■ WHAT YOU ARE ASKED TO DO ■
All entries are to be retyped without alteration.

--- DATA SUPPLIED Enclosed Below ---

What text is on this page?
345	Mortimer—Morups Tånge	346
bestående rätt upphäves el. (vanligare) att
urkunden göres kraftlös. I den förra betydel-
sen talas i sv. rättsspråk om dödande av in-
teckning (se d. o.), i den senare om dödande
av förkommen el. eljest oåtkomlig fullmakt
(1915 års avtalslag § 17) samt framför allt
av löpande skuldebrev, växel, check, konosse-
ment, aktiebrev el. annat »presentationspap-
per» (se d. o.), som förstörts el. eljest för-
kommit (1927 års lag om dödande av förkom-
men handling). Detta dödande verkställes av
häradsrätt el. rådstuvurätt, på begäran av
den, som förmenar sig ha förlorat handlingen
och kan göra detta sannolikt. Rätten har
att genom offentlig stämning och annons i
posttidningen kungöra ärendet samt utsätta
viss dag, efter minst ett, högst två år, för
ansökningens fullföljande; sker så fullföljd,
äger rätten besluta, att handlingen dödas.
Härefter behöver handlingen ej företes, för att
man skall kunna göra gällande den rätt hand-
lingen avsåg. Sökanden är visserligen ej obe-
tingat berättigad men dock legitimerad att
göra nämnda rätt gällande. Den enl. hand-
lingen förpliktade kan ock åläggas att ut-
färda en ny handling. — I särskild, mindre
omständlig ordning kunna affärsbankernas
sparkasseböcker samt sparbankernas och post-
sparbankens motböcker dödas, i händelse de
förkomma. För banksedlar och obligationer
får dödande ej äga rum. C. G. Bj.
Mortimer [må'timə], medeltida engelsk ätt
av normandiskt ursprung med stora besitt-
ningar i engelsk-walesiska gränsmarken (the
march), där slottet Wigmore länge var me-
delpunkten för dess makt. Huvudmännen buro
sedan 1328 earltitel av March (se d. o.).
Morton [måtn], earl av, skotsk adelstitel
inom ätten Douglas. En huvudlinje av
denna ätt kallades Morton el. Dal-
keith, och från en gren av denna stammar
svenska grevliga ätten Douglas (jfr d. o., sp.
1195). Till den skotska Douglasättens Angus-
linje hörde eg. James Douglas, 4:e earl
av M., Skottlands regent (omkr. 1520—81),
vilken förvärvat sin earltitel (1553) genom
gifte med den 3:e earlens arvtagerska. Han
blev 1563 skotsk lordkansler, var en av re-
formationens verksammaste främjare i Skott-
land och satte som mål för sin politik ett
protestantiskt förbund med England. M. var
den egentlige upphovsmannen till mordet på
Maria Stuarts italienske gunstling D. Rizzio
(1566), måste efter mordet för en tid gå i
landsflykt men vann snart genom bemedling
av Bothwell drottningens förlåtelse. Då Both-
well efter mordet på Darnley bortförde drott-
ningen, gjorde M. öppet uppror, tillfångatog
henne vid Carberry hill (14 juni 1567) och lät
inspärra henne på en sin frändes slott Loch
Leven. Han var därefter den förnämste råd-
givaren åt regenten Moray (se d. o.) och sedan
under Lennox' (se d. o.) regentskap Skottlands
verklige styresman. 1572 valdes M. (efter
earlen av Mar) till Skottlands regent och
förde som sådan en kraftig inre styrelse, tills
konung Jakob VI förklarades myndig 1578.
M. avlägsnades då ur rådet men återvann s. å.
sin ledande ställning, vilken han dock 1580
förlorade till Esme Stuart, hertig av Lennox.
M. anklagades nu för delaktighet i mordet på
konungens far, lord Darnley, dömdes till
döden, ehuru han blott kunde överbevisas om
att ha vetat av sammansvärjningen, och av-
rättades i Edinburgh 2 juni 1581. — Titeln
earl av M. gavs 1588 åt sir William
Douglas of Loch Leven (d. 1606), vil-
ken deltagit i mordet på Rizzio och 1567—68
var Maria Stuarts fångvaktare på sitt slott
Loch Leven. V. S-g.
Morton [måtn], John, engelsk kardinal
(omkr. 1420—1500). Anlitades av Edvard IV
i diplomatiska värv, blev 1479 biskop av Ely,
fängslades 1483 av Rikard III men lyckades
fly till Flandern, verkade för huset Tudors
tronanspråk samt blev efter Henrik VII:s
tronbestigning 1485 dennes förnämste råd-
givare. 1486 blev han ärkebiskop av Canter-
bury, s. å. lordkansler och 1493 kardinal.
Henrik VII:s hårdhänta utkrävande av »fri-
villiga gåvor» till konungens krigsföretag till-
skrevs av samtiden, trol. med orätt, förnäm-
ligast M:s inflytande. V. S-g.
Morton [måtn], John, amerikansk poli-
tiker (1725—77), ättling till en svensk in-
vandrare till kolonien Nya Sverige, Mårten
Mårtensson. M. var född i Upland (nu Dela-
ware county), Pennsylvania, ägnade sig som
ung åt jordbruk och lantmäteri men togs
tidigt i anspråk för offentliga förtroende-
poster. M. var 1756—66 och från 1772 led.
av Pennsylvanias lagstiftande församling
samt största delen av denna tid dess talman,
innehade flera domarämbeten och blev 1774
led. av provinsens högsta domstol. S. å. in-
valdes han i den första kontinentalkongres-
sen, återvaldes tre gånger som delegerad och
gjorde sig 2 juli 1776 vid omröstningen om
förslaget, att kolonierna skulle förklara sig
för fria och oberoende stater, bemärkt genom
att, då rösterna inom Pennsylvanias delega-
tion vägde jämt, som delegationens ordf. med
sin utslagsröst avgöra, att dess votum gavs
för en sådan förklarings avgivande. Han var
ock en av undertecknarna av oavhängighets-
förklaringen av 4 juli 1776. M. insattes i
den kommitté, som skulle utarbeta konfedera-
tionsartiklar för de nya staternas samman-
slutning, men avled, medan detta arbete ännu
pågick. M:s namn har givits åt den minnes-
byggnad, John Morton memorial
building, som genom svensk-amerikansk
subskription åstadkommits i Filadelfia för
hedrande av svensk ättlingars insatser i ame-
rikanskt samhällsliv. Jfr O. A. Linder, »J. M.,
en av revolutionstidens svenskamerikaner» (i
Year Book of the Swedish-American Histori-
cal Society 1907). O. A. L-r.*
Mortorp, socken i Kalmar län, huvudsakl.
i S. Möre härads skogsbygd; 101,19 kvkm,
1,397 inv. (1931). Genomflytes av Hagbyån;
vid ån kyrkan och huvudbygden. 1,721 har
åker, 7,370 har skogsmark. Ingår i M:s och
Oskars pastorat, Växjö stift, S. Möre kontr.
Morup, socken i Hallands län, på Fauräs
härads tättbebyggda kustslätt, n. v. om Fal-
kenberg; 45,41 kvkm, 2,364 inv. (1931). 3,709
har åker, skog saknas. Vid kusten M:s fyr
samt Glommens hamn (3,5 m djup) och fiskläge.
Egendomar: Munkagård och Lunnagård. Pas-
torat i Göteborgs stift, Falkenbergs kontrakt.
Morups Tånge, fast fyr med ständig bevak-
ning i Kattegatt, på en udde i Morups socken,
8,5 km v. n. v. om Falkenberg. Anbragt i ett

--- End of Enclosed DATA SUPPLIED ---

■ YOUR SOLUTION ■
What text is on this page?
345	Mortimer—Morups Tånge	346
bestående rätt upphäves el. (vanligare) att
urkunden göres kraftlös. I den förra betydel-
sen talas i sv. rättsspråk om dödande av in-
teckning (se d. o.), i den senare om dödande
av förkommen el. eljest oåtkomlig fullmakt
(1915 års avtalslag § 17) samt framför allt
av löpande skuldebrev, växel, check, konosse-
ment, aktiebrev el. annat »presentationspap-
per» (se d. o.), som förstörts el. eljest för-
kommit (1927 års lag om dödande av förkom-
men handling). Detta dödande verkställes av
häradsrätt el. rådstuvurätt, på begäran av
den, som förmenar sig ha förlorat handlingen
och kan göra detta sannolikt. Rätten har
att genom offentlig stämning och annons i
posttidningen kungöra ärendet samt utsätta
viss dag, efter minst ett, högst två år, för
ansökningens fullföljande; sker så fullföljd,
äger rätten besluta, att handlingen dödas.
Härefter behöver handlingen ej företes, för att
man skall kunna göra gällande den rätt hand-
lingen avsåg. Sökanden är visserligen ej obe-
tingat berättigad men dock legitimerad att
göra nämnda rätt gällande. Den enl. hand-
lingen förpliktade kan ock åläggas att ut-
färda en ny handling. — I särskild, mindre
omständlig ordning kunna affärsbankernas
sparkasseböcker samt sparbankernas och post-
sparbankens motböcker dödas, i händelse de
förkomma. För banksedlar och obligationer
får dödande ej äga rum. C. G. Bj.
Mortimer [må'timə], medeltida engelsk ätt
av normandiskt ursprung med stora besitt-
ningar i engelsk-walesiska gränsmarken (the
march), där slottet Wigmore länge var me-
delpunkten för dess makt. Huvudmännen buro
sedan 1328 earltitel av March (se d. o.).
Morton [måtn], earl av, skotsk adelstitel
inom ätten Douglas. En huvudlinje av
denna ätt kallades Morton el. Dal-
keith, och från en gren av denna stammar
svenska grevliga ätten Douglas (jfr d. o., sp.
1195). Till den skotska Douglasättens Angus-
linje hörde eg. James Douglas, 4:e earl
av M., Skottlands regent (omkr. 1520—81),
vilken förvärvat sin earltitel (1553) genom
gifte med den 3:e earlens arvtagerska. Han
blev 1563 skotsk lordkansler, var en av re-
formationens verksammaste främjare i Skott-
land och satte som mål för sin politik ett
protestantiskt förbund med England. M. var
den egentlige upphovsmannen till mordet på
Maria Stuarts italienske gunstling D. Rizzio
(1566), måste efter mordet för en tid gå i
landsflykt men vann snart genom bemedling
av Bothwell drottningens förlåtelse. Då Both-
well efter mordet på Darnley bortförde drott-
ningen, gjorde M. öppet uppror, tillfångatog
henne vid Carberry hill (14 juni 1567) och lät
inspärra henne på en sin frändes slott Loch
Leven. Han var därefter den förnämste råd-
givaren åt regenten Moray (se d. o.) och sedan
under Lennox' (se d. o.) regentskap Skottlands
verklige styresman. 1572 valdes M. (efter
earlen av Mar) till Skottlands regent och
förde som sådan en kraftig inre styrelse, tills
konung Jakob VI förklarades myndig 1578.
M. avlägsnades då ur rådet men återvann s. å.
sin ledande ställning, vilken han dock 1580
förlorade till Esme Stuart, hertig av Lennox.
M. anklagades nu för delaktighet i mordet på
konungens far, lord Darnley, dömdes till
döden, ehuru han blott kunde överbevisas om
att ha vetat av sammansvärjningen, och av-
rättades i Edinburgh 2 juni 1581. — Titeln
earl av M. gavs 1588 åt sir William
Douglas of Loch Leven (d. 1606), vil-
ken deltagit i mordet på Rizzio och 1567—68
var Maria Stuarts fångvaktare på sitt slott
Loch Leven. V. S-g.
Morton [måtn], John, engelsk kardinal
(omkr. 1420—1500). Anlitades av Edvard IV
i diplomatiska värv, blev 1479 biskop av Ely,
fängslades 1483 av Rikard III men lyckades
fly till Flandern, verkade för huset Tudors
tronanspråk samt blev efter Henrik VII:s
tronbestigning 1485 dennes förnämste råd-
givare. 1486 blev han ärkebiskop av Canter-
bury, s. å. lordkansler och 1493 kardinal.
Henrik VII:s hårdhänta utkrävande av »fri-
villiga gåvor» till konungens krigsföretag till-
skrevs av samtiden, trol. med orätt, förnäm-
ligast M:s inflytande. V. S-g.
Morton [måtn], John, amerikansk poli-
tiker (1725—77), ättling till en svensk in-
vandrare till kolonien Nya Sverige, Mårten
Mårtensson. M. var född i Upland (nu Dela-
ware county), Pennsylvania, ägnade sig som
ung åt jordbruk och lantmäteri men togs
tidigt i anspråk för offentliga förtroende-
poster. M. var 1756—66 och från 1772 led.
av Pennsylvanias lagstiftande församling
samt största delen av denna tid dess talman,
innehade flera domarämbeten och blev 1774
led. av provinsens högsta domstol. S. å. in-
valdes han i den första kontinentalkongres-
sen, återvaldes tre gånger som delegerad och
gjorde sig 2 juli 1776 vid omröstningen om
förslaget, att kolonierna skulle förklara sig
för fria och oberoende stater, bemärkt genom
att, då rösterna inom Pennsylvanias delega-
tion vägde jämt, som delegationens ordf. med
sin utslagsröst avgöra, att dess votum gavs
för en sådan förklarings avgivande. Han var
ock en av undertecknarna av oavhängighets-
förklaringen av 4 juli 1776. M. insattes i
den kommitté, som skulle utarbeta konfedera-
tionsartiklar för de nya staternas samman-
slutning, men avled, medan detta arbete ännu
pågick. M:s namn har givits åt den minnes-
byggnad, John Morton memorial
building, som genom svensk-amerikansk
subskription åstadkommits i Filadelfia för
hedrande av svensk ättlingars insatser i ame-
rikanskt samhällsliv. Jfr O. A. Linder, »J. M.,
en av revolutionstidens svenskamerikaner» (i
Year Book of the Swedish-American Histori-
cal Society 1907). O. A. L-r.*
Mortorp, socken i Kalmar län, huvudsakl.
i S. Möre härads skogsbygd; 101,19 kvkm,
1,397 inv. (1931). Genomflytes av Hagbyån;
vid ån kyrkan och huvudbygden. 1,721 har
åker, 7,370 har skogsmark. Ingår i M:s och
Oskars pastorat, Växjö stift, S. Möre kontr.
Morup, socken i Hallands län, på Fauräs
härads tättbebyggda kustslätt, n. v. om Fal-
kenberg; 45,41 kvkm, 2,364 inv. (1931). 3,709
har åker, skog saknas. Vid kusten M:s fyr
samt Glommens hamn (3,5 m djup) och fiskläge.
Egendomar: Munkagård och Lunnagård. Pas-
torat i Göteborgs stift, Falkenbergs kontrakt.
Morups Tånge, fast fyr med ständig bevak-
ning i Kattegatt, på en udde i Morups socken,
8,5 km v. n. v. om Falkenberg. Anbragt i ett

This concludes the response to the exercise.